▸ **What you have to do**: Please copy every line of the records below that holds the word "JSON".

+++ Recorded information +++

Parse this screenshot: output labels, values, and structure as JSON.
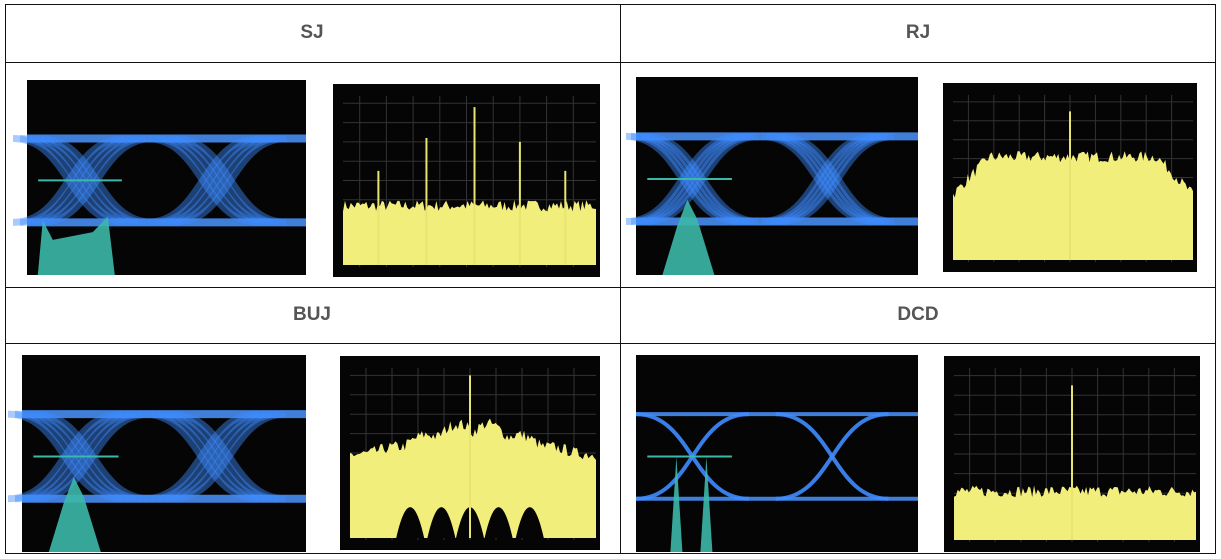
{
  "table": {
    "rows": [
      [
        "SJ",
        "RJ"
      ],
      [
        "BUJ",
        "DCD"
      ]
    ]
  }
}
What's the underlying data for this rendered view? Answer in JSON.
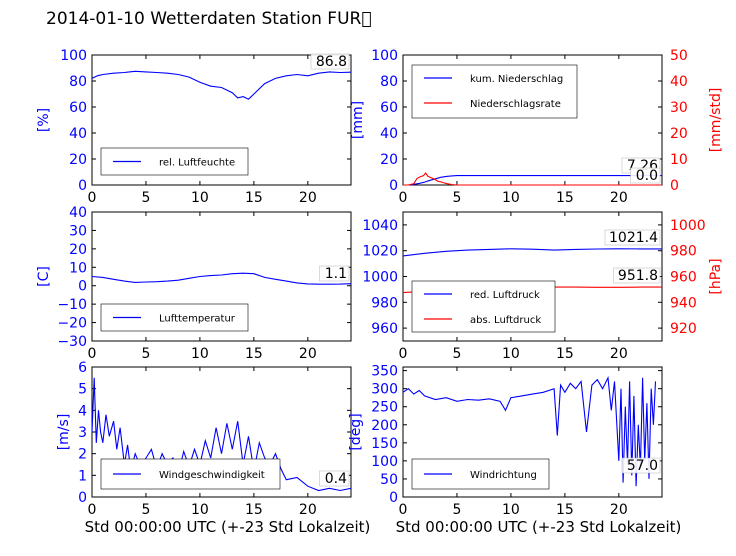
{
  "title": "2014-01-10 Wetterdaten Station FUR\u0000",
  "colors": {
    "blue": "#0000ff",
    "red": "#ff0000",
    "black": "#000000"
  },
  "chart_data": [
    {
      "type": "line",
      "panel": "humidity",
      "ylabel": "[%]",
      "xlabel": "",
      "xlim": [
        0,
        24
      ],
      "ylim": [
        0,
        100
      ],
      "xticks": [
        "0",
        "5",
        "10",
        "15",
        "20"
      ],
      "yticks": [
        "0",
        "20",
        "40",
        "60",
        "80",
        "100"
      ],
      "value_box": "86.8",
      "legend": {
        "placement": "lower-left",
        "entries": [
          "rel. Luftfeuchte"
        ]
      },
      "series": [
        {
          "name": "rel. Luftfeuchte",
          "color": "#0000ff",
          "x": [
            0,
            0.5,
            1,
            2,
            3,
            4,
            5,
            6,
            7,
            8,
            9,
            10,
            11,
            12,
            12.5,
            13,
            13.5,
            14,
            14.5,
            15,
            16,
            17,
            18,
            19,
            20,
            21,
            22,
            23,
            24
          ],
          "y": [
            82,
            84,
            85,
            86,
            86.5,
            87.5,
            87,
            86.5,
            86,
            85,
            83,
            79,
            76,
            75,
            73,
            71,
            67,
            68,
            66,
            70,
            78,
            82,
            84,
            85,
            84,
            86,
            87,
            86.5,
            86.8
          ]
        }
      ]
    },
    {
      "type": "line",
      "panel": "precipitation",
      "ylabel": "[mm]",
      "y2label": "[mm/std]",
      "xlim": [
        0,
        24
      ],
      "ylim": [
        0,
        100
      ],
      "y2lim": [
        0,
        50
      ],
      "xticks": [
        "0",
        "5",
        "10",
        "15",
        "20"
      ],
      "yticks": [
        "0",
        "20",
        "40",
        "60",
        "80",
        "100"
      ],
      "y2ticks": [
        "0",
        "10",
        "20",
        "30",
        "40",
        "50"
      ],
      "value_boxes": [
        "7.26",
        "0.0"
      ],
      "legend": {
        "placement": "upper-left",
        "entries": [
          "kum. Niederschlag",
          "Niederschlagsrate"
        ]
      },
      "series": [
        {
          "name": "kum. Niederschlag",
          "color": "#0000ff",
          "axis": "left",
          "x": [
            0,
            0.5,
            1,
            1.5,
            2,
            2.5,
            3,
            3.5,
            4,
            4.5,
            5,
            6,
            10,
            15,
            20,
            24
          ],
          "y": [
            0,
            0,
            0.5,
            1.2,
            2.2,
            3.6,
            4.8,
            5.9,
            6.6,
            7.0,
            7.2,
            7.26,
            7.26,
            7.26,
            7.26,
            7.26
          ]
        },
        {
          "name": "Niederschlagsrate",
          "color": "#ff0000",
          "axis": "right",
          "x": [
            0,
            0.5,
            1,
            1.3,
            1.6,
            1.9,
            2.1,
            2.3,
            2.6,
            2.9,
            3.2,
            3.5,
            3.8,
            4.1,
            4.5,
            5,
            10,
            15,
            20,
            24
          ],
          "y": [
            0,
            0,
            0.5,
            2.5,
            3.2,
            3.6,
            4.6,
            3.4,
            2.8,
            2.3,
            1.5,
            1.2,
            0.8,
            0.5,
            0.2,
            0,
            0,
            0,
            0,
            0
          ]
        }
      ]
    },
    {
      "type": "line",
      "panel": "temperature",
      "ylabel": "[C]",
      "xlim": [
        0,
        24
      ],
      "ylim": [
        -30,
        40
      ],
      "xticks": [
        "0",
        "5",
        "10",
        "15",
        "20"
      ],
      "yticks": [
        "−30",
        "−20",
        "−10",
        "0",
        "10",
        "20",
        "30",
        "40"
      ],
      "value_box": "1.1",
      "legend": {
        "placement": "lower-left",
        "entries": [
          "Lufttemperatur"
        ]
      },
      "series": [
        {
          "name": "Lufttemperatur",
          "color": "#0000ff",
          "x": [
            0,
            1,
            2,
            3,
            4,
            5,
            6,
            7,
            8,
            9,
            10,
            11,
            12,
            13,
            14,
            15,
            16,
            17,
            18,
            19,
            20,
            21,
            22,
            23,
            24
          ],
          "y": [
            5,
            4.5,
            3.5,
            2.5,
            1.8,
            2,
            2.2,
            2.5,
            3,
            4,
            5,
            5.5,
            5.8,
            6.5,
            6.8,
            6.5,
            4.5,
            3.5,
            2.5,
            1.5,
            1,
            0.8,
            0.8,
            0.9,
            1.1
          ]
        }
      ]
    },
    {
      "type": "line",
      "panel": "pressure",
      "ylabel": "",
      "y2label": "[hPa]",
      "xlim": [
        0,
        24
      ],
      "ylim": [
        950,
        1050
      ],
      "y2lim": [
        910,
        1010
      ],
      "xticks": [
        "0",
        "5",
        "10",
        "15",
        "20"
      ],
      "yticks": [
        "960",
        "980",
        "1000",
        "1020",
        "1040"
      ],
      "y2ticks": [
        "920",
        "940",
        "960",
        "980",
        "1000"
      ],
      "value_boxes": [
        "1021.4",
        "951.8"
      ],
      "legend": {
        "placement": "lower-left",
        "entries": [
          "red. Luftdruck",
          "abs. Luftdruck"
        ]
      },
      "series": [
        {
          "name": "red. Luftdruck",
          "color": "#0000ff",
          "axis": "left",
          "x": [
            0,
            2,
            4,
            6,
            8,
            10,
            12,
            14,
            16,
            18,
            20,
            22,
            24
          ],
          "y": [
            1016,
            1018,
            1019.5,
            1020.5,
            1021,
            1021.5,
            1021.2,
            1020.5,
            1021,
            1021.3,
            1021.5,
            1021.4,
            1021.4
          ]
        },
        {
          "name": "abs. Luftdruck",
          "color": "#ff0000",
          "axis": "right",
          "x": [
            0,
            2,
            4,
            6,
            8,
            10,
            12,
            14,
            16,
            18,
            20,
            22,
            24
          ],
          "y": [
            947.5,
            948.5,
            949.5,
            950.5,
            951.5,
            952.2,
            952.2,
            951.8,
            951.8,
            951.6,
            951.6,
            951.8,
            951.8
          ]
        }
      ]
    },
    {
      "type": "line",
      "panel": "wind_speed",
      "ylabel": "[m/s]",
      "xlabel": "Std 00:00:00 UTC (+-23 Std Lokalzeit)",
      "xlim": [
        0,
        24
      ],
      "ylim": [
        0,
        6
      ],
      "xticks": [
        "0",
        "5",
        "10",
        "15",
        "20"
      ],
      "yticks": [
        "0",
        "1",
        "2",
        "3",
        "4",
        "5",
        "6"
      ],
      "value_box": "0.4",
      "legend": {
        "placement": "lower-left",
        "entries": [
          "Windgeschwindigkeit"
        ]
      },
      "series": [
        {
          "name": "Windgeschwindigkeit",
          "color": "#0000ff",
          "x": [
            0,
            0.2,
            0.4,
            0.6,
            0.8,
            1,
            1.3,
            1.6,
            2,
            2.3,
            2.6,
            3,
            3.3,
            3.6,
            4,
            4.5,
            5,
            5.5,
            6,
            6.5,
            7,
            7.5,
            8,
            8.5,
            9,
            9.5,
            10,
            10.5,
            11,
            11.5,
            12,
            12.5,
            13,
            13.5,
            14,
            14.5,
            15,
            15.5,
            16,
            16.5,
            17,
            17.5,
            18,
            19,
            20,
            21,
            22,
            23,
            24
          ],
          "y": [
            3,
            5.5,
            2.5,
            4,
            3,
            2.5,
            3.8,
            2.8,
            3.5,
            2.2,
            3.2,
            1.5,
            2.4,
            1.2,
            2,
            1.4,
            1.8,
            2.2,
            1.3,
            2,
            1.5,
            1.8,
            1.1,
            2.1,
            1.4,
            2.2,
            1.5,
            2.6,
            1.8,
            3.2,
            2,
            3.4,
            2.2,
            3.5,
            1.5,
            2.8,
            1.2,
            2.5,
            1.8,
            1.5,
            2,
            1.3,
            0.8,
            0.9,
            0.5,
            0.3,
            0.4,
            0.3,
            0.4
          ]
        }
      ]
    },
    {
      "type": "line",
      "panel": "wind_direction",
      "ylabel": "[deg]",
      "xlabel": "Std 00:00:00 UTC (+-23 Std Lokalzeit)",
      "xlim": [
        0,
        24
      ],
      "ylim": [
        0,
        360
      ],
      "xticks": [
        "0",
        "5",
        "10",
        "15",
        "20"
      ],
      "yticks": [
        "0",
        "50",
        "100",
        "150",
        "200",
        "250",
        "300",
        "350"
      ],
      "value_box": "57.0",
      "legend": {
        "placement": "lower-left",
        "entries": [
          "Windrichtung"
        ]
      },
      "series": [
        {
          "name": "Windrichtung",
          "color": "#0000ff",
          "x": [
            0,
            0.5,
            1,
            1.5,
            2,
            3,
            4,
            5,
            6,
            7,
            8,
            9,
            9.5,
            10,
            11,
            12,
            13,
            14,
            14.3,
            14.6,
            15,
            15.5,
            16,
            16.5,
            17,
            17.5,
            18,
            18.5,
            19,
            19.3,
            19.6,
            20,
            20.2,
            20.4,
            20.6,
            20.8,
            21,
            21.2,
            21.4,
            21.6,
            21.8,
            22,
            22.2,
            22.4,
            22.6,
            22.8,
            23,
            23.2,
            23.4
          ],
          "y": [
            290,
            300,
            285,
            295,
            280,
            270,
            275,
            265,
            270,
            268,
            272,
            265,
            240,
            275,
            280,
            285,
            290,
            300,
            170,
            310,
            290,
            315,
            300,
            320,
            180,
            310,
            325,
            300,
            330,
            240,
            320,
            100,
            300,
            40,
            250,
            90,
            320,
            60,
            280,
            30,
            200,
            80,
            330,
            100,
            260,
            50,
            300,
            200,
            320
          ]
        }
      ]
    }
  ]
}
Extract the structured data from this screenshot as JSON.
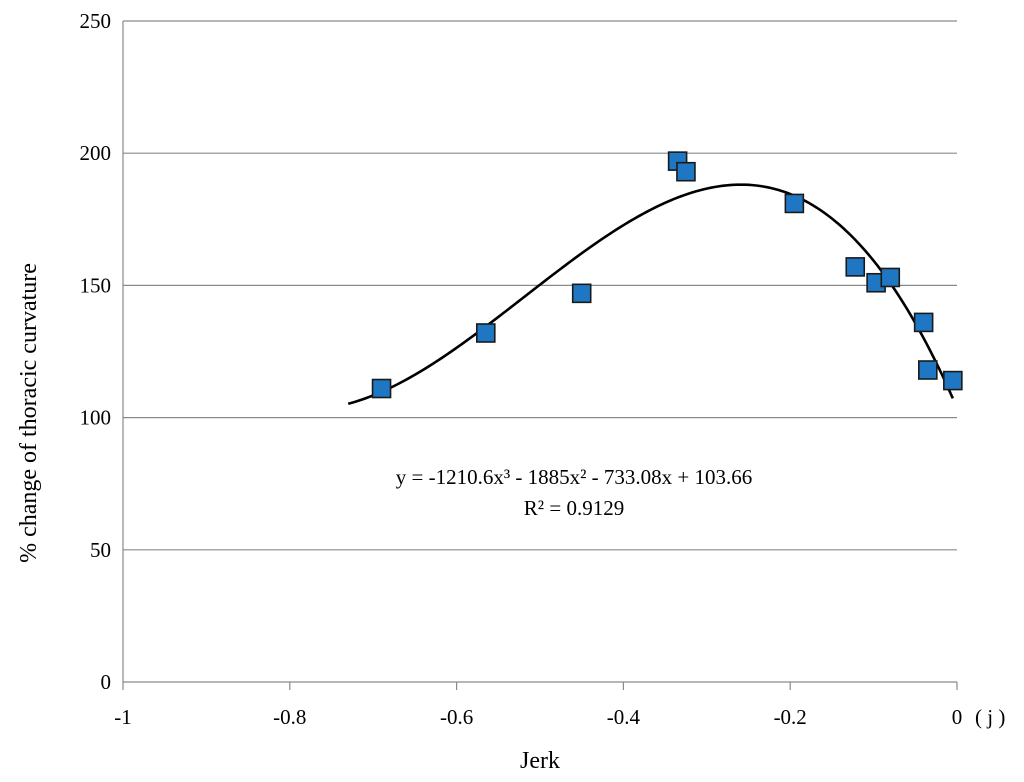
{
  "chart_data": {
    "type": "scatter",
    "xlabel": "Jerk",
    "ylabel": "% change of thoracic curvature",
    "x_unit": "( j )",
    "xlim": [
      -1,
      0
    ],
    "ylim": [
      0,
      250
    ],
    "x_ticks": [
      -1,
      -0.8,
      -0.6,
      -0.4,
      -0.2,
      0
    ],
    "x_tick_labels": [
      "-1",
      "-0.8",
      "-0.6",
      "-0.4",
      "-0.2",
      "0"
    ],
    "y_ticks": [
      0,
      50,
      100,
      150,
      200,
      250
    ],
    "y_tick_labels": [
      "0",
      "50",
      "100",
      "150",
      "200",
      "250"
    ],
    "grid": "horizontal",
    "legend": "none",
    "marker": "square",
    "marker_color": "#1f77c4",
    "series": [
      {
        "x": [
          -0.69,
          -0.565,
          -0.45,
          -0.335,
          -0.325,
          -0.195,
          -0.122,
          -0.097,
          -0.08,
          -0.04,
          -0.035,
          -0.005
        ],
        "y": [
          111,
          132,
          147,
          197,
          193,
          181,
          157,
          151,
          153,
          136,
          118,
          114
        ]
      }
    ],
    "trendline": {
      "type": "polynomial",
      "order": 3,
      "coefficients": [
        -1210.6,
        -1885,
        -733.08,
        103.66
      ],
      "x_range": [
        -0.73,
        -0.005
      ],
      "color": "#000000"
    },
    "annotations": {
      "equation": "y = -1210.6x³ - 1885x² - 733.08x + 103.66",
      "r_squared": "R² = 0.9129"
    }
  }
}
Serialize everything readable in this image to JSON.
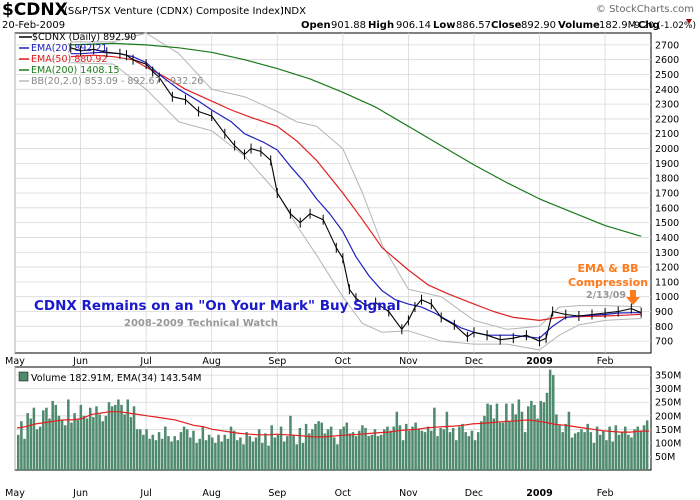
{
  "header": {
    "symbol": "$CDNX",
    "name": "(S&P/TSX Venture (CDNX) Composite Index)",
    "exchange": "INDX",
    "watermark": "© StockCharts.com",
    "date": "20-Feb-2009",
    "open_label": "Open",
    "open": "901.88",
    "high_label": "High",
    "high": "906.14",
    "low_label": "Low",
    "low": "886.57",
    "close_label": "Close",
    "close": "892.90",
    "volume_label": "Volume",
    "volume": "182.9M",
    "chg_label": "Chg",
    "chg": "-9.20 (-1.02%)"
  },
  "legend": [
    {
      "text": "$CDNX (Daily) 892.90",
      "color": "#000000"
    },
    {
      "text": "EMA(20) 892.21",
      "color": "#1f1fbf"
    },
    {
      "text": "EMA(50) 880.92",
      "color": "#e02020"
    },
    {
      "text": "EMA(200) 1408.15",
      "color": "#1a7a1a"
    },
    {
      "text": "BB(20,2.0) 853.09 - 892.67 - 932.26",
      "color": "#888888"
    }
  ],
  "volume_legend": "Volume 182.91M, EMA(34) 143.54M",
  "annotations": {
    "title": "CDNX Remains on an \"On Your Mark\" Buy Signal",
    "subtitle": "2008-2009 Technical Watch",
    "callout_line1": "EMA & BB",
    "callout_line2": "Compression",
    "callout_date": "2/13/09"
  },
  "colors": {
    "price": "#000000",
    "ema20": "#1f1fbf",
    "ema50": "#e02020",
    "ema200": "#1a7a1a",
    "bb": "#b4b4b4",
    "volume_bar": "#4f8a6e",
    "volume_ema": "#e02020",
    "callout": "#ff7a1a",
    "title": "#1a1acc",
    "grid": "#d8d8d8"
  },
  "chart_data": {
    "type": "line",
    "months": [
      "May",
      "Jun",
      "Jul",
      "Aug",
      "Sep",
      "Oct",
      "Nov",
      "Dec",
      "2009",
      "Feb"
    ],
    "price_ticks": [
      700,
      800,
      900,
      1000,
      1100,
      1200,
      1300,
      1400,
      1500,
      1600,
      1700,
      1800,
      1900,
      2000,
      2100,
      2200,
      2300,
      2400,
      2500,
      2600,
      2700
    ],
    "price_ylim": [
      620,
      2780
    ],
    "volume_ticks": [
      "50M",
      "100M",
      "150M",
      "200M",
      "250M",
      "300M",
      "350M"
    ],
    "volume_ylim": [
      0,
      380
    ],
    "x_range": [
      0,
      9.7
    ],
    "series": [
      {
        "name": "$CDNX (Daily)",
        "key": "close",
        "x": [
          0.85,
          1.0,
          1.2,
          1.4,
          1.6,
          1.7,
          1.8,
          2.0,
          2.1,
          2.2,
          2.4,
          2.6,
          2.8,
          3.0,
          3.2,
          3.35,
          3.5,
          3.6,
          3.75,
          3.9,
          4.0,
          4.2,
          4.35,
          4.5,
          4.7,
          4.9,
          5.0,
          5.1,
          5.2,
          5.35,
          5.5,
          5.7,
          5.9,
          6.0,
          6.1,
          6.2,
          6.35,
          6.5,
          6.7,
          6.9,
          7.0,
          7.2,
          7.4,
          7.6,
          7.8,
          8.0,
          8.1,
          8.2,
          8.4,
          8.6,
          8.8,
          9.0,
          9.2,
          9.4,
          9.55
        ],
        "values": [
          2680,
          2660,
          2670,
          2650,
          2640,
          2630,
          2600,
          2570,
          2520,
          2480,
          2350,
          2330,
          2250,
          2220,
          2100,
          2020,
          1960,
          2000,
          1980,
          1920,
          1700,
          1560,
          1500,
          1560,
          1520,
          1330,
          1260,
          1050,
          990,
          940,
          960,
          900,
          780,
          840,
          930,
          980,
          950,
          860,
          810,
          730,
          760,
          740,
          710,
          720,
          740,
          700,
          720,
          900,
          880,
          870,
          880,
          890,
          900,
          920,
          893
        ]
      },
      {
        "name": "EMA(20)",
        "key": "ema20",
        "x": [
          0.85,
          1.0,
          1.3,
          1.6,
          1.8,
          2.0,
          2.2,
          2.5,
          2.8,
          3.0,
          3.3,
          3.5,
          3.8,
          4.0,
          4.2,
          4.4,
          4.6,
          4.8,
          5.0,
          5.2,
          5.4,
          5.6,
          5.8,
          6.0,
          6.2,
          6.4,
          6.6,
          6.8,
          7.0,
          7.2,
          7.4,
          7.6,
          7.8,
          8.0,
          8.2,
          8.4,
          8.6,
          8.8,
          9.0,
          9.2,
          9.4,
          9.55
        ],
        "values": [
          2640,
          2640,
          2650,
          2640,
          2620,
          2580,
          2500,
          2400,
          2320,
          2260,
          2180,
          2100,
          2040,
          1990,
          1880,
          1780,
          1660,
          1560,
          1440,
          1270,
          1140,
          1040,
          980,
          950,
          930,
          890,
          840,
          790,
          760,
          740,
          740,
          740,
          730,
          720,
          800,
          860,
          870,
          875,
          880,
          890,
          892,
          892
        ]
      },
      {
        "name": "EMA(50)",
        "key": "ema50",
        "x": [
          0.85,
          1.2,
          1.5,
          1.8,
          2.0,
          2.3,
          2.6,
          3.0,
          3.3,
          3.6,
          4.0,
          4.3,
          4.6,
          5.0,
          5.3,
          5.6,
          6.0,
          6.3,
          6.6,
          7.0,
          7.3,
          7.6,
          8.0,
          8.3,
          8.6,
          9.0,
          9.3,
          9.55
        ],
        "values": [
          2620,
          2630,
          2620,
          2600,
          2550,
          2480,
          2400,
          2320,
          2260,
          2210,
          2150,
          2050,
          1920,
          1700,
          1520,
          1330,
          1180,
          1080,
          1020,
          950,
          900,
          860,
          840,
          860,
          865,
          870,
          875,
          881
        ]
      },
      {
        "name": "EMA(200)",
        "key": "ema200",
        "x": [
          0.85,
          1.5,
          2.0,
          2.5,
          3.0,
          3.5,
          4.0,
          4.5,
          5.0,
          5.5,
          6.0,
          6.5,
          7.0,
          7.5,
          8.0,
          8.5,
          9.0,
          9.55
        ],
        "values": [
          2700,
          2710,
          2700,
          2680,
          2650,
          2600,
          2540,
          2470,
          2380,
          2280,
          2150,
          2020,
          1890,
          1770,
          1660,
          1570,
          1480,
          1408
        ]
      },
      {
        "name": "BB upper",
        "key": "bb_upper",
        "x": [
          0.85,
          1.5,
          2.0,
          2.5,
          3.0,
          3.5,
          4.0,
          4.3,
          4.6,
          5.0,
          5.3,
          5.6,
          6.0,
          6.5,
          7.0,
          7.5,
          8.0,
          8.3,
          8.6,
          9.0,
          9.55
        ],
        "values": [
          2720,
          2720,
          2780,
          2640,
          2400,
          2350,
          2250,
          2180,
          2150,
          2000,
          1700,
          1350,
          1050,
          1000,
          840,
          780,
          800,
          930,
          940,
          940,
          932
        ]
      },
      {
        "name": "BB lower",
        "key": "bb_lower",
        "x": [
          0.85,
          1.5,
          2.0,
          2.5,
          3.0,
          3.5,
          4.0,
          4.3,
          4.6,
          5.0,
          5.3,
          5.6,
          6.0,
          6.5,
          7.0,
          7.5,
          8.0,
          8.3,
          8.6,
          9.0,
          9.55
        ],
        "values": [
          2580,
          2570,
          2400,
          2180,
          2120,
          1950,
          1700,
          1480,
          1280,
          1000,
          820,
          760,
          770,
          700,
          680,
          680,
          640,
          740,
          810,
          840,
          853
        ]
      }
    ],
    "volume": {
      "bars": [
        130,
        180,
        115,
        210,
        190,
        230,
        150,
        160,
        220,
        230,
        190,
        255,
        240,
        200,
        185,
        165,
        260,
        175,
        210,
        185,
        240,
        200,
        190,
        230,
        195,
        235,
        205,
        180,
        200,
        250,
        235,
        240,
        260,
        240,
        205,
        260,
        195,
        235,
        150,
        150,
        130,
        150,
        115,
        130,
        110,
        140,
        115,
        160,
        125,
        105,
        125,
        110,
        140,
        160,
        150,
        120,
        145,
        100,
        115,
        160,
        110,
        130,
        120,
        100,
        130,
        105,
        130,
        115,
        160,
        145,
        110,
        120,
        95,
        140,
        125,
        105,
        120,
        150,
        100,
        135,
        90,
        165,
        120,
        130,
        160,
        105,
        125,
        200,
        130,
        95,
        155,
        100,
        170,
        135,
        150,
        170,
        180,
        175,
        135,
        150,
        160,
        120,
        95,
        150,
        160,
        175,
        135,
        140,
        125,
        145,
        165,
        155,
        125,
        130,
        150,
        125,
        130,
        150,
        160,
        145,
        160,
        215,
        165,
        110,
        170,
        145,
        160,
        175,
        150,
        145,
        140,
        160,
        145,
        230,
        125,
        155,
        150,
        215,
        140,
        155,
        110,
        160,
        170,
        140,
        125,
        145,
        110,
        140,
        180,
        200,
        245,
        240,
        190,
        245,
        175,
        175,
        245,
        180,
        245,
        205,
        260,
        215,
        140,
        235,
        255,
        240,
        190,
        255,
        250,
        285,
        370,
        350,
        205,
        165,
        140,
        170,
        215,
        120,
        135,
        140,
        150,
        140,
        170,
        140,
        100,
        160,
        130,
        145,
        110,
        160,
        105,
        165,
        130,
        140,
        160,
        130,
        120,
        150,
        160,
        145,
        165,
        183
      ],
      "ema": [
        155,
        160,
        170,
        175,
        180,
        185,
        185,
        190,
        205,
        210,
        215,
        215,
        210,
        205,
        200,
        195,
        190,
        185,
        175,
        165,
        160,
        150,
        145,
        140,
        135,
        132,
        130,
        130,
        132,
        130,
        128,
        125,
        122,
        122,
        125,
        128,
        130,
        132,
        135,
        138,
        140,
        145,
        148,
        150,
        155,
        158,
        160,
        162,
        165,
        170,
        172,
        175,
        178,
        180,
        182,
        185,
        180,
        175,
        168,
        165,
        160,
        155,
        150,
        145,
        142,
        140,
        140,
        143,
        143.5
      ]
    }
  }
}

+++

▸ **Written solution**:
Parse this screenshot: output labels, values, and structure as JSON.
What's the underlying data for this rendered view? Answer in JSON.
Extract the structured data from this screenshot as JSON.
Serialize everything readable in this image to JSON.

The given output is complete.